#### [What the exercise asks]
Restate the entries below word for word, omitting nothing.

#### [Items]
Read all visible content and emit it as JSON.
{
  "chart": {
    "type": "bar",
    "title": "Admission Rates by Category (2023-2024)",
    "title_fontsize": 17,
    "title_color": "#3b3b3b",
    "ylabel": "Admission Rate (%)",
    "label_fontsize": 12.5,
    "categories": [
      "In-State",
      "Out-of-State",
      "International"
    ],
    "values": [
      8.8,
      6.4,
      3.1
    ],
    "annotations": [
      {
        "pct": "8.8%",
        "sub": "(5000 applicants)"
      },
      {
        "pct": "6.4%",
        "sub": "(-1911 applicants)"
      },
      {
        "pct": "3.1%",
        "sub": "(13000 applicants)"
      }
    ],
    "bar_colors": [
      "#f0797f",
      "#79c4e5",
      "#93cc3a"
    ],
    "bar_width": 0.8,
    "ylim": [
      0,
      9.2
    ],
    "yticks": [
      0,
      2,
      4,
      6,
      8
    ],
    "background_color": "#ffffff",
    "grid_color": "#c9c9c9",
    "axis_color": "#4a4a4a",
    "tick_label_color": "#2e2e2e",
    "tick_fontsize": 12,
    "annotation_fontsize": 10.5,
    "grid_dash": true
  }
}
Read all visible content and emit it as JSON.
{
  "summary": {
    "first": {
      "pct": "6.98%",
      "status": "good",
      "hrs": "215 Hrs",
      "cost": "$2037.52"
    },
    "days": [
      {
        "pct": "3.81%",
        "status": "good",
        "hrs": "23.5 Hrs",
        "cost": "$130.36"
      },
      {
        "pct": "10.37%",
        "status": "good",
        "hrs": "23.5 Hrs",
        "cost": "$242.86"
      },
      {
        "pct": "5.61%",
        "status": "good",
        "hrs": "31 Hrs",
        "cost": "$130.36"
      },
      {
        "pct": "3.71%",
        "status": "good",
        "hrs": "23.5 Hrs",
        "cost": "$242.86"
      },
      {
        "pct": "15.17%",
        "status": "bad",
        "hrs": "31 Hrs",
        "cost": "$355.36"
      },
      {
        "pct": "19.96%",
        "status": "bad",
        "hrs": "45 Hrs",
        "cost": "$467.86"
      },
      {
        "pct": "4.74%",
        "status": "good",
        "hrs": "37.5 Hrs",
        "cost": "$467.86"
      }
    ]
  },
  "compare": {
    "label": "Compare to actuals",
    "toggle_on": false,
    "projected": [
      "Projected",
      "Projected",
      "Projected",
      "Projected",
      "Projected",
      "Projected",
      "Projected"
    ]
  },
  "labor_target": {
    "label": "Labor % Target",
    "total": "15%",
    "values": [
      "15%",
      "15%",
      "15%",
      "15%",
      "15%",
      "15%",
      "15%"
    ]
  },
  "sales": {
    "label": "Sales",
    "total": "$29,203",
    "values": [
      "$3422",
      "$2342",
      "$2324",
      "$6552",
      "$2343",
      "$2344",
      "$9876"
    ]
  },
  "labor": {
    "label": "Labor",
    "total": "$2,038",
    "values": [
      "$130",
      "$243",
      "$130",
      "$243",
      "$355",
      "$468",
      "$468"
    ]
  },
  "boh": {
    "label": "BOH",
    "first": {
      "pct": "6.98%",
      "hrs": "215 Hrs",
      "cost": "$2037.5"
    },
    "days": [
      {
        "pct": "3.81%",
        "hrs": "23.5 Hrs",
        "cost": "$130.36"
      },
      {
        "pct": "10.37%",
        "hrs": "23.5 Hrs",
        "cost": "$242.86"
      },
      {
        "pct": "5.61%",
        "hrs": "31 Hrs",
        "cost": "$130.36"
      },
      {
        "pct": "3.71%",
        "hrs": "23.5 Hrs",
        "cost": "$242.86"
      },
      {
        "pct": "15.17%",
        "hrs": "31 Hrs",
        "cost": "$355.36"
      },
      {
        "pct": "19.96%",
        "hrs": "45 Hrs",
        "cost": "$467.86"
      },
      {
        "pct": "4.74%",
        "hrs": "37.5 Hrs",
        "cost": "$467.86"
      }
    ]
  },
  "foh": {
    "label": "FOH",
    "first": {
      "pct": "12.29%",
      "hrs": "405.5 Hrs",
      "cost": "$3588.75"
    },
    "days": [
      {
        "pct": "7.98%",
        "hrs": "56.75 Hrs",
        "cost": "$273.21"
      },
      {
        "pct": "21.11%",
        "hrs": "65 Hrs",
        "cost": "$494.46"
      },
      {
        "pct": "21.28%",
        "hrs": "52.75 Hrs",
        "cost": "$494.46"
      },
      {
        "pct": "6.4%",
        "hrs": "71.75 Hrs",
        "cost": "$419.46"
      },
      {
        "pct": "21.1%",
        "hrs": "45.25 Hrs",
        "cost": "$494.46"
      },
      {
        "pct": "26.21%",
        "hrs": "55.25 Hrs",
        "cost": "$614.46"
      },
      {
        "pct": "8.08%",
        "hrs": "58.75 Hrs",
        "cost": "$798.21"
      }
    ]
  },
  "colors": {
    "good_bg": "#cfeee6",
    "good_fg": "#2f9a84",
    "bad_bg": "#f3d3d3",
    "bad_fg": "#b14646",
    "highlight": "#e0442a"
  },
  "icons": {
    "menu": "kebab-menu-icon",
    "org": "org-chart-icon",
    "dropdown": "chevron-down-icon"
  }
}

#### [Exercise result]
Read all visible content and emit it as JSON.
{
  "chart": {
    "type": "bar",
    "title": "Admission Rates by Category (2023-2024)",
    "title_fontsize": 17,
    "title_color": "#3b3b3b",
    "ylabel": "Admission Rate (%)",
    "label_fontsize": 12.5,
    "categories": [
      "In-State",
      "Out-of-State",
      "International"
    ],
    "values": [
      8.8,
      6.4,
      3.1
    ],
    "annotations": [
      {
        "pct": "8.8%",
        "sub": "(5000 applicants)"
      },
      {
        "pct": "6.4%",
        "sub": "(-1911 applicants)"
      },
      {
        "pct": "3.1%",
        "sub": "(13000 applicants)"
      }
    ],
    "bar_colors": [
      "#f0797f",
      "#79c4e5",
      "#93cc3a"
    ],
    "bar_width": 0.8,
    "ylim": [
      0,
      9.2
    ],
    "yticks": [
      0,
      2,
      4,
      6,
      8
    ],
    "background_color": "#ffffff",
    "grid_color": "#c9c9c9",
    "axis_color": "#4a4a4a",
    "tick_label_color": "#2e2e2e",
    "tick_fontsize": 12,
    "annotation_fontsize": 10.5,
    "grid_dash": true
  }
}
Read all visible content and emit it as JSON.
{
  "summary": {
    "first": {
      "pct": "6.98%",
      "status": "good",
      "hrs": "215 Hrs",
      "cost": "$2037.52"
    },
    "days": [
      {
        "pct": "3.81%",
        "status": "good",
        "hrs": "23.5 Hrs",
        "cost": "$130.36"
      },
      {
        "pct": "10.37%",
        "status": "good",
        "hrs": "23.5 Hrs",
        "cost": "$242.86"
      },
      {
        "pct": "5.61%",
        "status": "good",
        "hrs": "31 Hrs",
        "cost": "$130.36"
      },
      {
        "pct": "3.71%",
        "status": "good",
        "hrs": "23.5 Hrs",
        "cost": "$242.86"
      },
      {
        "pct": "15.17%",
        "status": "bad",
        "hrs": "31 Hrs",
        "cost": "$355.36"
      },
      {
        "pct": "19.96%",
        "status": "bad",
        "hrs": "45 Hrs",
        "cost": "$467.86"
      },
      {
        "pct": "4.74%",
        "status": "good",
        "hrs": "37.5 Hrs",
        "cost": "$467.86"
      }
    ]
  },
  "compare": {
    "label": "Compare to actuals",
    "toggle_on": false,
    "projected": [
      "Projected",
      "Projected",
      "Projected",
      "Projected",
      "Projected",
      "Projected",
      "Projected"
    ]
  },
  "labor_target": {
    "label": "Labor % Target",
    "total": "15%",
    "values": [
      "15%",
      "15%",
      "15%",
      "15%",
      "15%",
      "15%",
      "15%"
    ]
  },
  "sales": {
    "label": "Sales",
    "total": "$29,203",
    "values": [
      "$3422",
      "$2342",
      "$2324",
      "$6552",
      "$2343",
      "$2344",
      "$9876"
    ]
  },
  "labor": {
    "label": "Labor",
    "total": "$2,038",
    "values": [
      "$130",
      "$243",
      "$130",
      "$243",
      "$355",
      "$468",
      "$468"
    ]
  },
  "boh": {
    "label": "BOH",
    "first": {
      "pct": "6.98%",
      "hrs": "215 Hrs",
      "cost": "$2037.5"
    },
    "days": [
      {
        "pct": "3.81%",
        "hrs": "23.5 Hrs",
        "cost": "$130.36"
      },
      {
        "pct": "10.37%",
        "hrs": "23.5 Hrs",
        "cost": "$242.86"
      },
      {
        "pct": "5.61%",
        "hrs": "31 Hrs",
        "cost": "$130.36"
      },
      {
        "pct": "3.71%",
        "hrs": "23.5 Hrs",
        "cost": "$242.86"
      },
      {
        "pct": "15.17%",
        "hrs": "31 Hrs",
        "cost": "$355.36"
      },
      {
        "pct": "19.96%",
        "hrs": "45 Hrs",
        "cost": "$467.86"
      },
      {
        "pct": "4.74%",
        "hrs": "37.5 Hrs",
        "cost": "$467.86"
      }
    ]
  },
  "foh": {
    "label": "FOH",
    "first": {
      "pct": "12.29%",
      "hrs": "405.5 Hrs",
      "cost": "$3588.75"
    },
    "days": [
      {
        "pct": "7.98%",
        "hrs": "56.75 Hrs",
        "cost": "$273.21"
      },
      {
        "pct": "21.11%",
        "hrs": "65 Hrs",
        "cost": "$494.46"
      },
      {
        "pct": "21.28%",
        "hrs": "52.75 Hrs",
        "cost": "$494.46"
      },
      {
        "pct": "6.4%",
        "hrs": "71.75 Hrs",
        "cost": "$419.46"
      },
      {
        "pct": "21.1%",
        "hrs": "45.25 Hrs",
        "cost": "$494.46"
      },
      {
        "pct": "26.21%",
        "hrs": "55.25 Hrs",
        "cost": "$614.46"
      },
      {
        "pct": "8.08%",
        "hrs": "58.75 Hrs",
        "cost": "$798.21"
      }
    ]
  },
  "colors": {
    "good_bg": "#cfeee6",
    "good_fg": "#2f9a84",
    "bad_bg": "#f3d3d3",
    "bad_fg": "#b14646",
    "highlight": "#e0442a"
  },
  "icons": {
    "menu": "kebab-menu-icon",
    "org": "org-chart-icon",
    "dropdown": "chevron-down-icon"
  }
}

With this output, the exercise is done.